GIVEN REQUEST A>
Answer these questions using the text on 51% attacks:
(i) What would an attacker need to acquire to carry out a 51% attack on bitcoin?
(ii) What share of the world's bitcoin mining hashpower comes from the top 5 mining pools?
(iii) Which manufacturer builds 70% of bitcoin mining hardware?
GIVEN REQUEST B>
Edit the part of the text on 51% attacks that begins at the words "This is seen" and stops after "single manufacturer (Bitmain).", replacing "centralized mining power" with "concentrated mining power".

SOURCE DOCUMENT>
How Do 51% Attacks Work In PoW Implementations?
With large proof of work (PoW) blockchains, a 51% attack is pretty much impossible. In order for a 51% attack to take place on bitcoin, for example, the attacker would need to acquire 51% of the computing power of the bitcoin network.
This may sound impossible. However, today’s largest bitcoin mining pools control well over 51% of the Bitcoin network’s computing power. It’s possible that these mining pools could join together to form a majority and attack the network.
This is seen as one of the biggest flaws in a proof of work-based cryptocurrency: centralized mining power opens the possibility of a 51% attack. 4 out of the top 5 bitcoin mining pools come from a single country (China) and 80% of the world’s bitcoin mining hashpower is provided by the top 5 mining pools. Furthermore, 70% of bitcoin mining hardware (ASICs) is built by a single manufacturer (Bitmain).

Coordinate annotation records:
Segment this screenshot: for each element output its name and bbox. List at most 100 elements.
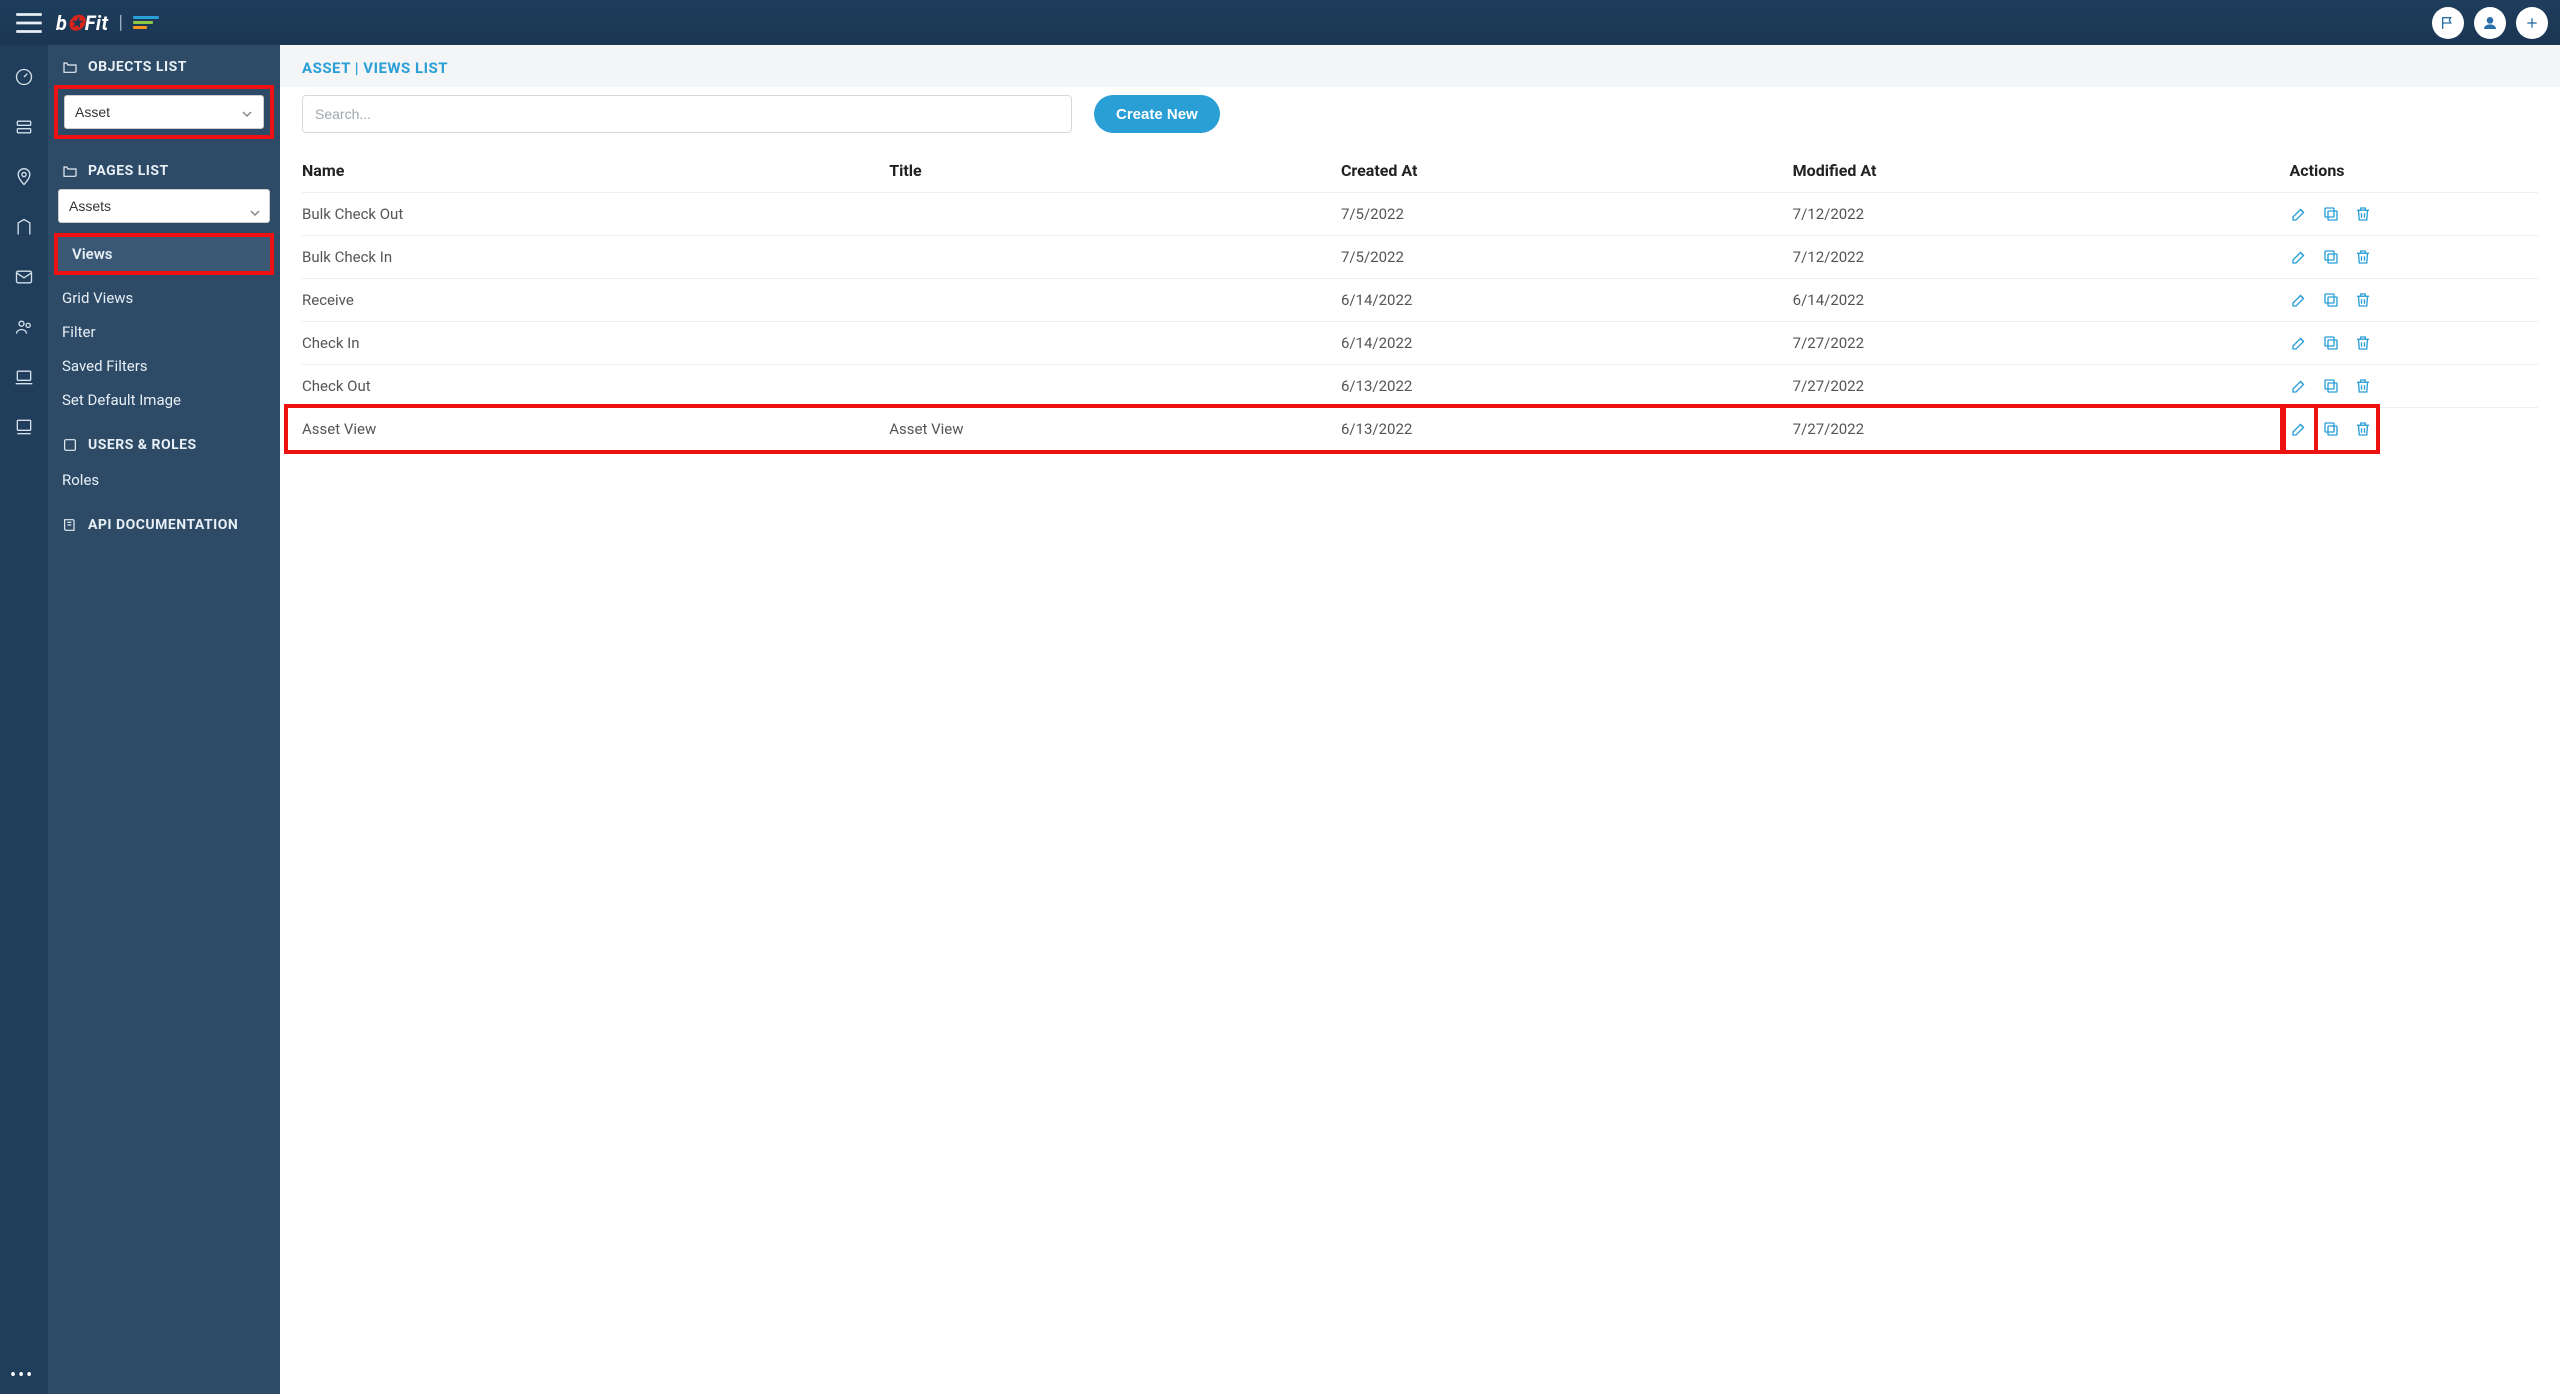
- topbar: b✪Fit |: [0, 0, 2560, 45]
- copy-icon[interactable]: [2322, 420, 2340, 438]
- icon-rail: •••: [0, 45, 48, 1394]
- objects-list-header: OBJECTS LIST: [48, 45, 280, 85]
- copy-icon[interactable]: [2322, 205, 2340, 223]
- nav-grid-views[interactable]: Grid Views: [48, 281, 280, 315]
- edit-icon[interactable]: [2290, 377, 2308, 395]
- cell-name: Check Out: [302, 377, 889, 395]
- search-input[interactable]: [302, 95, 1072, 133]
- table-row: Bulk Check Out 7/5/20227/12/2022: [302, 192, 2538, 235]
- logo-heart: ✪: [67, 11, 84, 35]
- col-created: Created At: [1341, 161, 1793, 180]
- cell-actions: [2290, 291, 2538, 309]
- location-icon[interactable]: [8, 161, 40, 193]
- copy-icon[interactable]: [2322, 334, 2340, 352]
- table-row: Check In6/14/20227/27/2022: [302, 321, 2538, 364]
- object-select[interactable]: Asset: [64, 95, 264, 129]
- cell-modified: 7/27/2022: [1793, 420, 2290, 438]
- delete-icon[interactable]: [2354, 420, 2372, 438]
- cell-created: 6/14/2022: [1341, 291, 1793, 309]
- cell-modified: 7/27/2022: [1793, 334, 2290, 352]
- cell-created: 6/14/2022: [1341, 334, 1793, 352]
- delete-icon[interactable]: [2354, 291, 2372, 309]
- cell-modified: 7/12/2022: [1793, 248, 2290, 266]
- more-icon[interactable]: •••: [10, 1365, 34, 1386]
- users-roles-label: USERS & ROLES: [88, 437, 197, 453]
- toolbar: Create New: [280, 87, 2560, 147]
- nav-default-image[interactable]: Set Default Image: [48, 383, 280, 417]
- cell-created: 6/13/2022: [1341, 377, 1793, 395]
- pages-list-label: PAGES LIST: [88, 163, 169, 179]
- nav-saved-filters[interactable]: Saved Filters: [48, 349, 280, 383]
- nav-views-label: Views: [72, 245, 113, 263]
- cell-modified: 7/12/2022: [1793, 205, 2290, 223]
- api-doc-label: API DOCUMENTATION: [88, 517, 238, 533]
- cell-created: 7/5/2022: [1341, 248, 1793, 266]
- nav-roles[interactable]: Roles: [48, 463, 280, 497]
- cell-actions: [2290, 205, 2538, 223]
- copy-icon[interactable]: [2322, 291, 2340, 309]
- col-actions: Actions: [2290, 161, 2538, 180]
- cell-created: 6/13/2022: [1341, 420, 1793, 438]
- delete-icon[interactable]: [2354, 205, 2372, 223]
- logo-b: b: [56, 11, 67, 35]
- sidebar: OBJECTS LIST Asset PAGES LIST Assets: [48, 45, 280, 1394]
- laptop-icon[interactable]: [8, 361, 40, 393]
- logo-divider: |: [115, 12, 127, 33]
- delete-icon[interactable]: [2354, 377, 2372, 395]
- mail-icon[interactable]: [8, 261, 40, 293]
- cell-name: Receive: [302, 291, 889, 309]
- user-button[interactable]: [2474, 7, 2506, 39]
- create-new-button[interactable]: Create New: [1094, 95, 1220, 133]
- col-name: Name: [302, 161, 889, 180]
- col-title: Title: [889, 161, 1341, 180]
- edit-icon[interactable]: [2290, 420, 2308, 438]
- col-modified: Modified At: [1793, 161, 2290, 180]
- nav-grid-views-label: Grid Views: [62, 289, 133, 307]
- cell-name: Bulk Check Out: [302, 205, 889, 223]
- table-row: Check Out 6/13/20227/27/2022: [302, 364, 2538, 407]
- storage-icon[interactable]: [8, 111, 40, 143]
- table-body: Bulk Check Out7/5/20227/12/2022Bulk Chec…: [302, 192, 2538, 450]
- cell-modified: 7/27/2022: [1793, 377, 2290, 395]
- logo-fit: Fit: [85, 11, 109, 35]
- api-doc-header[interactable]: API DOCUMENTATION: [48, 503, 280, 543]
- nav-default-image-label: Set Default Image: [62, 391, 181, 409]
- app-logo: b✪Fit |: [56, 11, 159, 35]
- copy-icon[interactable]: [2322, 377, 2340, 395]
- cell-title: Asset View: [889, 420, 1341, 438]
- dashboard-icon[interactable]: [8, 61, 40, 93]
- nav-views[interactable]: Views: [58, 237, 270, 271]
- table-row: Bulk Check In 7/5/20227/12/2022: [302, 235, 2538, 278]
- delete-icon[interactable]: [2354, 334, 2372, 352]
- objects-list-label: OBJECTS LIST: [88, 59, 187, 75]
- copy-icon[interactable]: [2322, 248, 2340, 266]
- cell-created: 7/5/2022: [1341, 205, 1793, 223]
- logo-bars-icon: [133, 16, 159, 29]
- cell-actions: [2290, 334, 2538, 352]
- edit-icon[interactable]: [2290, 334, 2308, 352]
- add-button[interactable]: [2516, 7, 2548, 39]
- building-icon[interactable]: [8, 211, 40, 243]
- flag-button[interactable]: [2432, 7, 2464, 39]
- table-header: Name Title Created At Modified At Action…: [302, 147, 2538, 192]
- page-select[interactable]: Assets: [58, 189, 270, 223]
- create-new-label: Create New: [1116, 106, 1198, 123]
- delete-icon[interactable]: [2354, 248, 2372, 266]
- nav-roles-label: Roles: [62, 471, 99, 489]
- edit-icon[interactable]: [2290, 291, 2308, 309]
- device-icon[interactable]: [8, 411, 40, 443]
- nav-saved-filters-label: Saved Filters: [62, 357, 148, 375]
- edit-icon[interactable]: [2290, 248, 2308, 266]
- edit-icon[interactable]: [2290, 205, 2308, 223]
- page-nav: Views Grid Views Filter Saved Filters Se…: [48, 233, 280, 423]
- cell-name: Bulk Check In: [302, 248, 889, 266]
- hamburger-menu[interactable]: [12, 6, 46, 40]
- users-icon[interactable]: [8, 311, 40, 343]
- cell-name: Asset View: [302, 420, 889, 438]
- nav-filter-label: Filter: [62, 323, 96, 341]
- cell-actions: [2290, 377, 2538, 395]
- cell-actions: [2290, 420, 2538, 438]
- views-table: Name Title Created At Modified At Action…: [280, 147, 2560, 450]
- object-select-highlight: Asset: [54, 85, 274, 139]
- nav-filter[interactable]: Filter: [48, 315, 280, 349]
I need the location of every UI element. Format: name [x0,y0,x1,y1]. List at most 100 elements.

WRITTEN REPLY A>
(i) 51% of the computing power of the bitcoin network
(ii) 80%
(iii) Bitmain

WRITTEN REPLY B>
This is seen as one of the biggest flaws in a proof of work-based cryptocurrency: concentrated mining power opens the possibility of a 51% attack. 4 out of the top 5 bitcoin mining pools come from a single country (China) and 80% of the world’s bitcoin mining hashpower is provided by the top 5 mining pools. Furthermore, 70% of bitcoin mining hardware (ASICs) is built by a single manufacturer (Bitmain).